Nonato Guedes
A restauração de eleições diretas para prefeitos de Capitais, em 1985, no bojo do advento da “Nova República”, teve como fato extraordinário o crescimento do Partido dos Trabalhadores, fundado apenas cinco anos antes no Colégio Sion, em São Paulo, sob a liderança de Luiz Inácio Lula da Silva. Além de conseguir mais de 10% dos votos no contexto nacional, o PT elegeu a professora Maria Luíza Fontenele em Fortaleza, Ceará. Era a primeira prefeita petista de uma Capital: obteve 159.846 votos, 11.409 a mais que Paes de Andrade, que representava a antiga política dos coronéis nordestinos e era o favorito, segundo as pesquisas. Por inexperiência administrativa e inabilidade política, Maria Luíza acabou fazendo uma gestão desastrada, enfrentando greves, incompatibilizando-se com setores populares e com o próprio PT, que a expulsou ainda quando ocupava o cargo.
A campanha de Maria Luíza foi embalada por fortes doses de emoção e pela música “Maria, Maria”, de Milton Nascimento. No livro “1985 – O Ano em que o Brasil Recomeçou”, os jornalistas Edmundo Barreiros e Pedro Só registram que a performance eleitoral do PT naquele ano acordou os que não acreditavam que o partido liderado por um operário de pouca instrução chegaria a algum lugar. A última edição do ano da revista “Veja” trazia na capa uma enorme foto de Lula, na época com 40 anos, a barba ainda negra e desgrenhada. O assunto era o crescimento do Partido dos Trabalhadores nas urnas. Poucos anos depois, uma outra Luíza – nordestina, da Paraíba – conquistou feito maior para o PT: a prefeitura de São Paulo. A vitoriosa foi Luíza Erundina, que ainda se mantém em evidência como deputada federal, agora filiada ao PSOL. Sua gestão, infelizmente, foi sabotada pelo próprio PT e por setores da elite empresarial paulista que nunca absorveram a vitória.
A definição das eleições de 1985 surgiu em 10 de maio quando o Congresso aprovou uma emenda do Executivo que restabelecia eleições diretas para presidente, prefeitos de Capitais, estâncias hidrominerais e municípios considerados de segurança nacional. As eleições municipais seriam realizadas em 15 de novembro. A lei, que ainda estabeleceu o fim da fidelidade partidária e o voto dos analfabetos, também mudou a legislação partidária e deu prazo para o registro de novas agremiações, ainda para as eleições de 15 de novembro. A nova legislação levou à criação de muitos partidos, inclusive, “picaretas”, como um certo PTN (Partido Tancredista Nacional), comandado pelo irreverente Carlos Imperial, no Rio de Janeiro, sem autorização da família de Tancredo Neves, o arauto da Nova República que, como se sabe, morreu sem tomar posse, sendo sucedido pelo vice José Sarney, para frustração e desalento da grande maioria da sociedade brasileira.

_____

#### Problema proposto 1:
Quantos votos Maria Luíza Fontenele obteve em Fortaleza, segundo o artigo sobre as eleições de 1985?
#### Problema proposto 2:
Quais partidos políticos são citados pelo nome no artigo sobre as eleições de 1985?
#### Problema proposto 3:
Dê seguimento ao artigo sobre as eleições de 1985 a partir do ponto em que ele termina.
Os dados não têm nenhum papel nesta atividade.

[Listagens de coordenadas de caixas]
_____

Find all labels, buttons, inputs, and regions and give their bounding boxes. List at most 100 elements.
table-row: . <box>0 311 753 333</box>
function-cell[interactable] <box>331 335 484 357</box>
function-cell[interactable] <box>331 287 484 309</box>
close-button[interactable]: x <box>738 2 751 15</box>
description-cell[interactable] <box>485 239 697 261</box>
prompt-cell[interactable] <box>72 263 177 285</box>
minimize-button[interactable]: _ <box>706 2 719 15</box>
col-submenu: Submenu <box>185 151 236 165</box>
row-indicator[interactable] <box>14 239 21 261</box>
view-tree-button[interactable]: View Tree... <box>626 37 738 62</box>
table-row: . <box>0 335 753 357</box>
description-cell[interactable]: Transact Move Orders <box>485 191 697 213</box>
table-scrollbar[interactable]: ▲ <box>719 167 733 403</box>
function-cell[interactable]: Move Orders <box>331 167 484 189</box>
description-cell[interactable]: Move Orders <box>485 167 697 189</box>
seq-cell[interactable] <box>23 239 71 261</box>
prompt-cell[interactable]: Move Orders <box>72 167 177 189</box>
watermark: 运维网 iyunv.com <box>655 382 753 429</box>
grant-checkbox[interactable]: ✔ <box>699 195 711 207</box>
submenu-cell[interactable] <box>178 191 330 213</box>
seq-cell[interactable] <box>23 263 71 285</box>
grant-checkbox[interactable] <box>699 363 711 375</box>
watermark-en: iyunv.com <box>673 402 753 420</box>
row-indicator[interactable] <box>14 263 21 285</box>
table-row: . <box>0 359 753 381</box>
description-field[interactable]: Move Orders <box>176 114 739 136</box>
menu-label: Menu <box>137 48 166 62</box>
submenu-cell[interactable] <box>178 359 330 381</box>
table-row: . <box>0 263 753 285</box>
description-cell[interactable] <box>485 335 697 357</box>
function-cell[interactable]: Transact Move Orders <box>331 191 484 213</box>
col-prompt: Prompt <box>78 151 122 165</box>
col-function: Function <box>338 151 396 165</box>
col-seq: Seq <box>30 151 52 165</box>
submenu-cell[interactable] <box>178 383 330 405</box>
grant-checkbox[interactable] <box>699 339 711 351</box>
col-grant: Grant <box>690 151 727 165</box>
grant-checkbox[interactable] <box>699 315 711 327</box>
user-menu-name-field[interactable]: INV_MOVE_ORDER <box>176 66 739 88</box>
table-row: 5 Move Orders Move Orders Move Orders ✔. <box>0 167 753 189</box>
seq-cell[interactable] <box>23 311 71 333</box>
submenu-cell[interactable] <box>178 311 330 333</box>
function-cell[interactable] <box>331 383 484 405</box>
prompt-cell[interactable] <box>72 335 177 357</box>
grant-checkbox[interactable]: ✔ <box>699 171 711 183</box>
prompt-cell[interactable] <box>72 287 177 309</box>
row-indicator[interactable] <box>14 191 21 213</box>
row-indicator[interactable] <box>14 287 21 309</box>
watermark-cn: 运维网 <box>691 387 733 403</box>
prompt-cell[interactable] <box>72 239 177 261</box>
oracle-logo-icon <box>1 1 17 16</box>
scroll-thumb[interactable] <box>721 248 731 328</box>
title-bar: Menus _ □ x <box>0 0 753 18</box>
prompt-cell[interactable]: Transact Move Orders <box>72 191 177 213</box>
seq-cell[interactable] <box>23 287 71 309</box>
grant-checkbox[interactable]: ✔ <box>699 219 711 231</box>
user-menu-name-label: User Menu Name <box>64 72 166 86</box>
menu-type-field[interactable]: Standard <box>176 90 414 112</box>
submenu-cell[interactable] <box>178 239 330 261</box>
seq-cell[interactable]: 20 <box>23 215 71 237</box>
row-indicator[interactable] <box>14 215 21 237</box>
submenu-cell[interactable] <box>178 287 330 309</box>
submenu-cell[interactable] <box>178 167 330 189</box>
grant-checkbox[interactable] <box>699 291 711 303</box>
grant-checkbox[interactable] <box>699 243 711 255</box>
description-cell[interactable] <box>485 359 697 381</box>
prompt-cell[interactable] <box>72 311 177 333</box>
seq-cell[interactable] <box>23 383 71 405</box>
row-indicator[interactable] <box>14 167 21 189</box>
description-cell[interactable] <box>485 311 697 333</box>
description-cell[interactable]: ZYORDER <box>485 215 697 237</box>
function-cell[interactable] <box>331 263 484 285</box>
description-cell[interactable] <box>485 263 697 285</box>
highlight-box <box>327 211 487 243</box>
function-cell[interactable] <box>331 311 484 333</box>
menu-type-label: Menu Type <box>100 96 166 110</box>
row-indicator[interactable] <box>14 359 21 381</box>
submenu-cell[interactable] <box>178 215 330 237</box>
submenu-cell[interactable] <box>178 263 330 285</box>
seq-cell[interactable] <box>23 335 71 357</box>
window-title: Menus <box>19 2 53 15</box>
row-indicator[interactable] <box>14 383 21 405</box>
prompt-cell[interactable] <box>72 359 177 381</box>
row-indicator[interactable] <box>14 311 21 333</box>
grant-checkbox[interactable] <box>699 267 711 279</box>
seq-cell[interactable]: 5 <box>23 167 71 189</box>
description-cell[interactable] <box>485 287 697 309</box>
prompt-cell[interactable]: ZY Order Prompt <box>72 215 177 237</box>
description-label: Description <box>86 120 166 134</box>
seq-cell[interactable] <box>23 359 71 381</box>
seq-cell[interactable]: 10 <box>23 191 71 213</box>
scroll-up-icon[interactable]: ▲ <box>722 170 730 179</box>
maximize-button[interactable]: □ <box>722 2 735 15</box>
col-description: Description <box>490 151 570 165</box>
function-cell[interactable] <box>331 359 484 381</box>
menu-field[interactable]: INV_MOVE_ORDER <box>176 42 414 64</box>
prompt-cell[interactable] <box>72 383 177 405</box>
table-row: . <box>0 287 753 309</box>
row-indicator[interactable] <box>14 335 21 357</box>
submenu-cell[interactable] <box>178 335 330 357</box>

_____

#### Resposta da tarefa 1:
159.846 votos.

#### Resposta da tarefa 2:
Partido dos Trabalhadores (PT), PSOL e PTN (Partido Tancredista Nacional).

#### Resposta da tarefa 3:
O grande vencedor das eleições de 1985 foi o PMDB – ganhou em 116 dos 201 municípios onde houve pleito, ficando com 33,8% do eleitorado. Em segundo lugar veio o PDT de Leonel Brizola, seguido por PTB, PT e PFL. Em João Pessoa, a batalha foi ganha pelo peemedebista Antônio Carneiro Arnaud, apoiado pelo esquema do então governador Wilson Braga (PFL). Derrotou o deputado Marcus Odilon Ribeiro Coutinho (PTB), por cerca de 10 mil votos de maioria. Odilon tinha o apoio do deputado federal e ex-governador Tarcísio Burity, que em 1986 retornou ao Palácio da Redenção pelo voto. O PT, que em 82, na Paraíba, já disputara o governo do Estado com Derly Pereira, marcou presença no pleito de 85 em João Pessoa lançando a chapa Wanderley Caixe-Anísio Maia, que ficou em quarto lugar. Caixe já faleceu. Anísio é o pré-candidato do PT a prefeito da Capital paraibana nas eleições de novembro deste ano.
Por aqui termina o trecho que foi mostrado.